* Exercise requirements: Reproduce the records exactly.

* Dataset entries:
* Start *

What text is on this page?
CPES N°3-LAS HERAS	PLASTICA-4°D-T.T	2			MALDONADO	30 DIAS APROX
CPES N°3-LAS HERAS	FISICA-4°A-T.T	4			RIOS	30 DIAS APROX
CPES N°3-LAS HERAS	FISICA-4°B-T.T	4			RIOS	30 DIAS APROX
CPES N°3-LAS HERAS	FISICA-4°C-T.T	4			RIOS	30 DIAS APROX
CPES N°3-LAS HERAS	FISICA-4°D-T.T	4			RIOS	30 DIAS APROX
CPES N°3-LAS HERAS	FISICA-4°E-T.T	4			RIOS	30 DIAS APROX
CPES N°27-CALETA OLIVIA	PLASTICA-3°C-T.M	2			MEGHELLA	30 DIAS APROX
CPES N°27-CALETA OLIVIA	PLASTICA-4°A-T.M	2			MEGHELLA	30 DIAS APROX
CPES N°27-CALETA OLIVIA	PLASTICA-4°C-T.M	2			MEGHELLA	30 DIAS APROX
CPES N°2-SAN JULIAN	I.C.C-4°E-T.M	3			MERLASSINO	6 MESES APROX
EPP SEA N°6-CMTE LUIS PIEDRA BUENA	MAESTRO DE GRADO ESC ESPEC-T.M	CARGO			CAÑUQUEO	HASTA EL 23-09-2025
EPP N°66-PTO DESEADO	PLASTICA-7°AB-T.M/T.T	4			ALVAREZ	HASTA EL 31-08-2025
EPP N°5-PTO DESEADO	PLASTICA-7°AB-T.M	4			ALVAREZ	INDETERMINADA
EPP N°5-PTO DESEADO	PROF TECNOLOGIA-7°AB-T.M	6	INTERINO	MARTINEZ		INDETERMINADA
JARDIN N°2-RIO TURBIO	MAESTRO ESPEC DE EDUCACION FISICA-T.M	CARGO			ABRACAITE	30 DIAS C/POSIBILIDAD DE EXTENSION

* End *

* Written reply:
What text is on this page?
CPES N°3-LAS HERAS	PLASTICA-4°D-T.T	2			MALDONADO	30 DIAS APROX
CPES N°3-LAS HERAS	FISICA-4°A-T.T	4			RIOS	30 DIAS APROX
CPES N°3-LAS HERAS	FISICA-4°B-T.T	4			RIOS	30 DIAS APROX
CPES N°3-LAS HERAS	FISICA-4°C-T.T	4			RIOS	30 DIAS APROX
CPES N°3-LAS HERAS	FISICA-4°D-T.T	4			RIOS	30 DIAS APROX
CPES N°3-LAS HERAS	FISICA-4°E-T.T	4			RIOS	30 DIAS APROX
CPES N°27-CALETA OLIVIA	PLASTICA-3°C-T.M	2			MEGHELLA	30 DIAS APROX
CPES N°27-CALETA OLIVIA	PLASTICA-4°A-T.M	2			MEGHELLA	30 DIAS APROX
CPES N°27-CALETA OLIVIA	PLASTICA-4°C-T.M	2			MEGHELLA	30 DIAS APROX
CPES N°2-SAN JULIAN	I.C.C-4°E-T.M	3			MERLASSINO	6 MESES APROX
EPP SEA N°6-CMTE LUIS PIEDRA BUENA	MAESTRO DE GRADO ESC ESPEC-T.M	CARGO			CAÑUQUEO	HASTA EL 23-09-2025
EPP N°66-PTO DESEADO	PLASTICA-7°AB-T.M/T.T	4			ALVAREZ	HASTA EL 31-08-2025
EPP N°5-PTO DESEADO	PLASTICA-7°AB-T.M	4			ALVAREZ	INDETERMINADA
EPP N°5-PTO DESEADO	PROF TECNOLOGIA-7°AB-T.M	6	INTERINO	MARTINEZ		INDETERMINADA
JARDIN N°2-RIO TURBIO	MAESTRO ESPEC DE EDUCACION FISICA-T.M	CARGO			ABRACAITE	30 DIAS C/POSIBILIDAD DE EXTENSION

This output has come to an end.